Dataset records
---

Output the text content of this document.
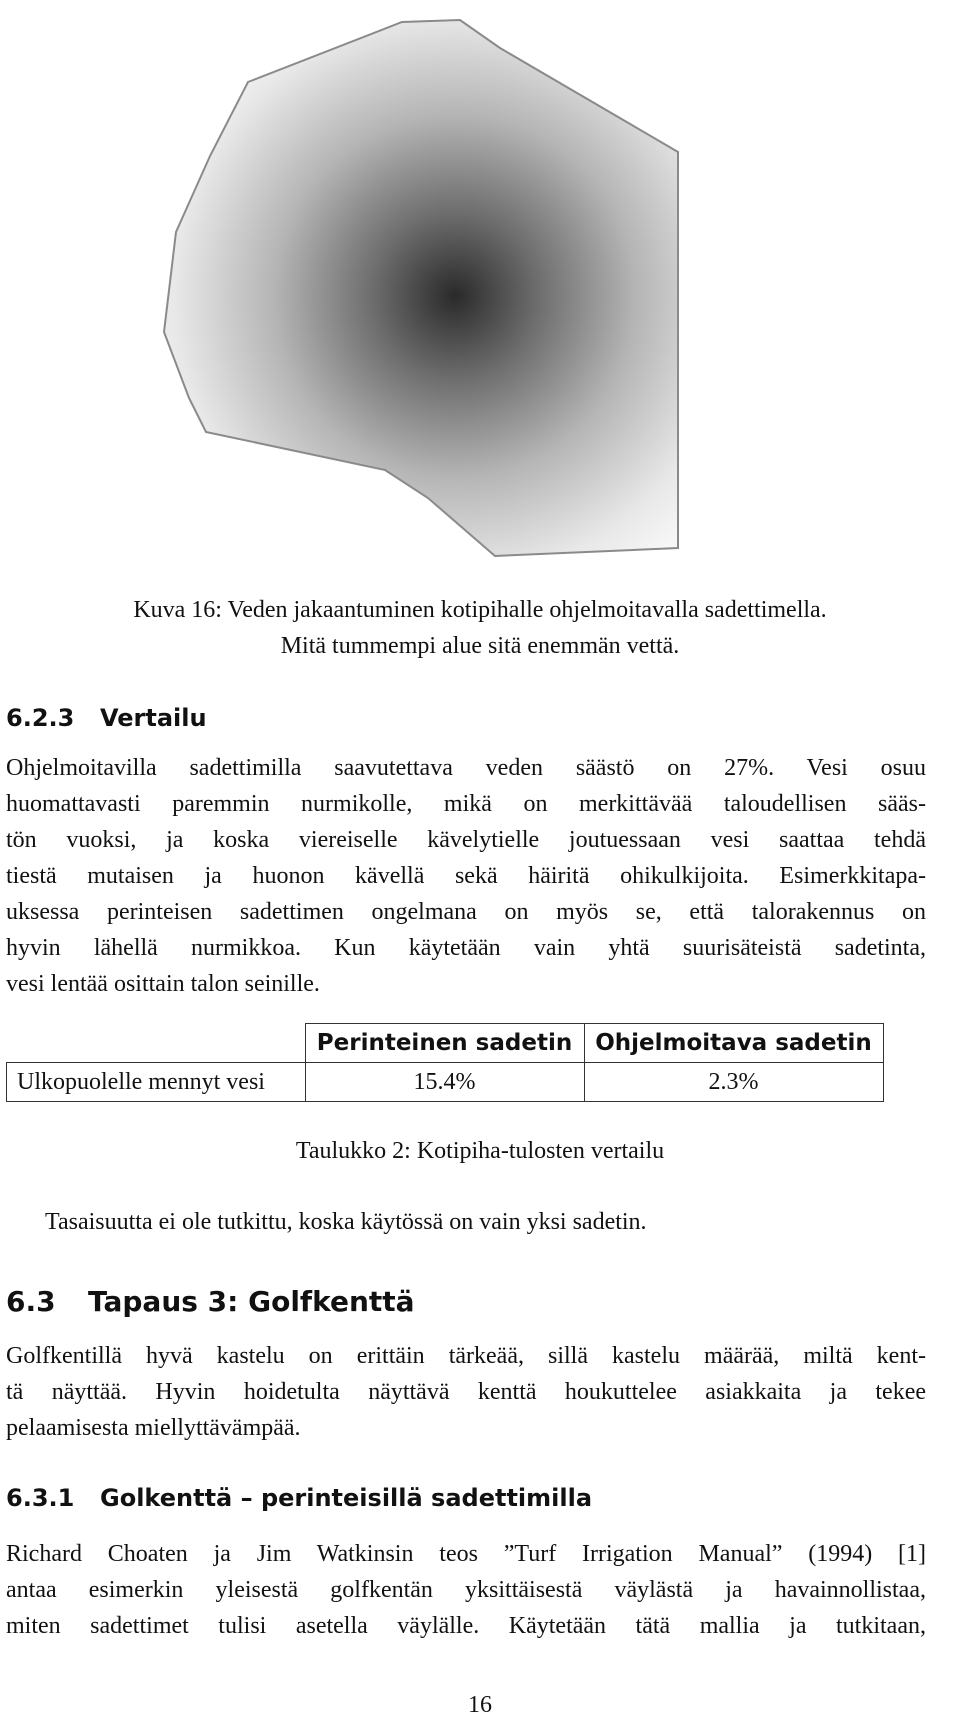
Kuva 16: Veden jakaantuminen kotipihalle ohjelmoitavalla sadettimella.
Mitä tummempi alue sitä enemmän vettä.
6.2.3 Vertailu
Ohjelmoitavilla sadettimilla saavutettava veden säästö on 27%. Vesi osuu
huomattavasti paremmin nurmikolle, mikä on merkittävää taloudellisen sääs-
tön vuoksi, ja koska viereiselle kävelytielle joutuessaan vesi saattaa tehdä
tiestä mutaisen ja huonon kävellä sekä häiritä ohikulkijoita. Esimerkkitapa-
uksessa perinteisen sadettimen ongelmana on myös se, että talorakennus on
hyvin lähellä nurmikkoa. Kun käytetään vain yhtä suurisäteistä sadetinta,
vesi lentää osittain talon seinille.
	Perinteinen sadetin	Ohjelmoitava sadetin
Ulkopuolelle mennyt vesi	15.4%	2.3%
Taulukko 2: Kotipiha-tulosten vertailu
Tasaisuutta ei ole tutkittu, koska käytössä on vain yksi sadetin.
6.3 Tapaus 3: Golfkenttä
Golfkentillä hyvä kastelu on erittäin tärkeää, sillä kastelu määrää, miltä kent-
tä näyttää. Hyvin hoidetulta näyttävä kenttä houkuttelee asiakkaita ja tekee
pelaamisesta miellyttävämpää.
6.3.1 Golkenttä – perinteisillä sadettimilla
Richard Choaten ja Jim Watkinsin teos ”Turf Irrigation Manual” (1994) [1]
antaa esimerkin yleisestä golfkentän yksittäisestä väylästä ja havainnollistaa,
miten sadettimet tulisi asetella väylälle. Käytetään tätä mallia ja tutkitaan,
16
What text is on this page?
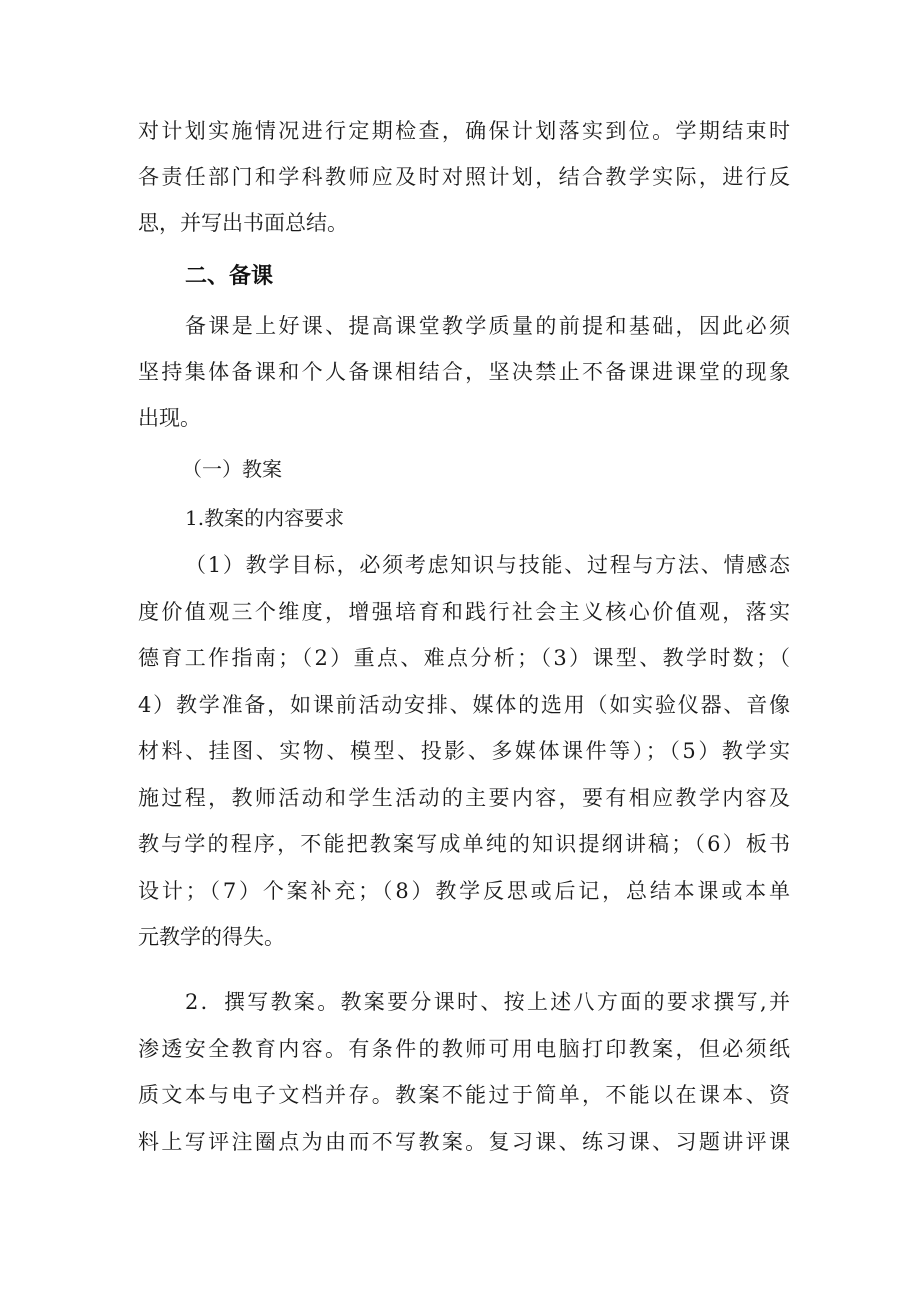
对计划实施情况进行定期检查，确保计划落实到位。学期结束时
各责任部门和学科教师应及时对照计划，结合教学实际，进行反
思，并写出书面总结。
二、备课
备课是上好课、提高课堂教学质量的前提和基础，因此必须
坚持集体备课和个人备课相结合，坚决禁止不备课进课堂的现象
出现。
（一）教案
1.教案的内容要求
（1）教学目标，必须考虑知识与技能、过程与方法、情感态
度价值观三个维度，增强培育和践行社会主义核心价值观，落实
德育工作指南；（2）重点、难点分析；（3）课型、教学时数；（
4）教学准备，如课前活动安排、媒体的选用（如实验仪器、音像
材料、挂图、实物、模型、投影、多媒体课件等）；（5）教学实
施过程，教师活动和学生活动的主要内容，要有相应教学内容及
教与学的程序，不能把教案写成单纯的知识提纲讲稿；（6）板书
设计；（7）个案补充；（8）教学反思或后记，总结本课或本单
元教学的得失。
2．撰写教案。教案要分课时、按上述八方面的要求撰写,并
渗透安全教育内容。有条件的教师可用电脑打印教案，但必须纸
质文本与电子文档并存。教案不能过于简单，不能以在课本、资
料上写评注圈点为由而不写教案。复习课、练习课、习题讲评课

---

* [Directive]
Can the entries above be repeated exactly, without their pictures?

* [Output for this task]
Output the text content of this document.
Kuva 16: Veden jakaantuminen kotipihalle ohjelmoitavalla sadettimella.
Mitä tummempi alue sitä enemmän vettä.
6.2.3 Vertailu
Ohjelmoitavilla sadettimilla saavutettava veden säästö on 27%. Vesi osuu
huomattavasti paremmin nurmikolle, mikä on merkittävää taloudellisen sääs-
tön vuoksi, ja koska viereiselle kävelytielle joutuessaan vesi saattaa tehdä
tiestä mutaisen ja huonon kävellä sekä häiritä ohikulkijoita. Esimerkkitapa-
uksessa perinteisen sadettimen ongelmana on myös se, että talorakennus on
hyvin lähellä nurmikkoa. Kun käytetään vain yhtä suurisäteistä sadetinta,
vesi lentää osittain talon seinille.
	Perinteinen sadetin	Ohjelmoitava sadetin
Ulkopuolelle mennyt vesi	15.4%	2.3%
Taulukko 2: Kotipiha-tulosten vertailu
Tasaisuutta ei ole tutkittu, koska käytössä on vain yksi sadetin.
6.3 Tapaus 3: Golfkenttä
Golfkentillä hyvä kastelu on erittäin tärkeää, sillä kastelu määrää, miltä kent-
tä näyttää. Hyvin hoidetulta näyttävä kenttä houkuttelee asiakkaita ja tekee
pelaamisesta miellyttävämpää.
6.3.1 Golkenttä – perinteisillä sadettimilla
Richard Choaten ja Jim Watkinsin teos ”Turf Irrigation Manual” (1994) [1]
antaa esimerkin yleisestä golfkentän yksittäisestä väylästä ja havainnollistaa,
miten sadettimet tulisi asetella väylälle. Käytetään tätä mallia ja tutkitaan,
16
What text is on this page?
对计划实施情况进行定期检查，确保计划落实到位。学期结束时
各责任部门和学科教师应及时对照计划，结合教学实际，进行反
思，并写出书面总结。
二、备课
备课是上好课、提高课堂教学质量的前提和基础，因此必须
坚持集体备课和个人备课相结合，坚决禁止不备课进课堂的现象
出现。
（一）教案
1.教案的内容要求
（1）教学目标，必须考虑知识与技能、过程与方法、情感态
度价值观三个维度，增强培育和践行社会主义核心价值观，落实
德育工作指南；（2）重点、难点分析；（3）课型、教学时数；（
4）教学准备，如课前活动安排、媒体的选用（如实验仪器、音像
材料、挂图、实物、模型、投影、多媒体课件等）；（5）教学实
施过程，教师活动和学生活动的主要内容，要有相应教学内容及
教与学的程序，不能把教案写成单纯的知识提纲讲稿；（6）板书
设计；（7）个案补充；（8）教学反思或后记，总结本课或本单
元教学的得失。
2．撰写教案。教案要分课时、按上述八方面的要求撰写,并
渗透安全教育内容。有条件的教师可用电脑打印教案，但必须纸
质文本与电子文档并存。教案不能过于简单，不能以在课本、资
料上写评注圈点为由而不写教案。复习课、练习课、习题讲评课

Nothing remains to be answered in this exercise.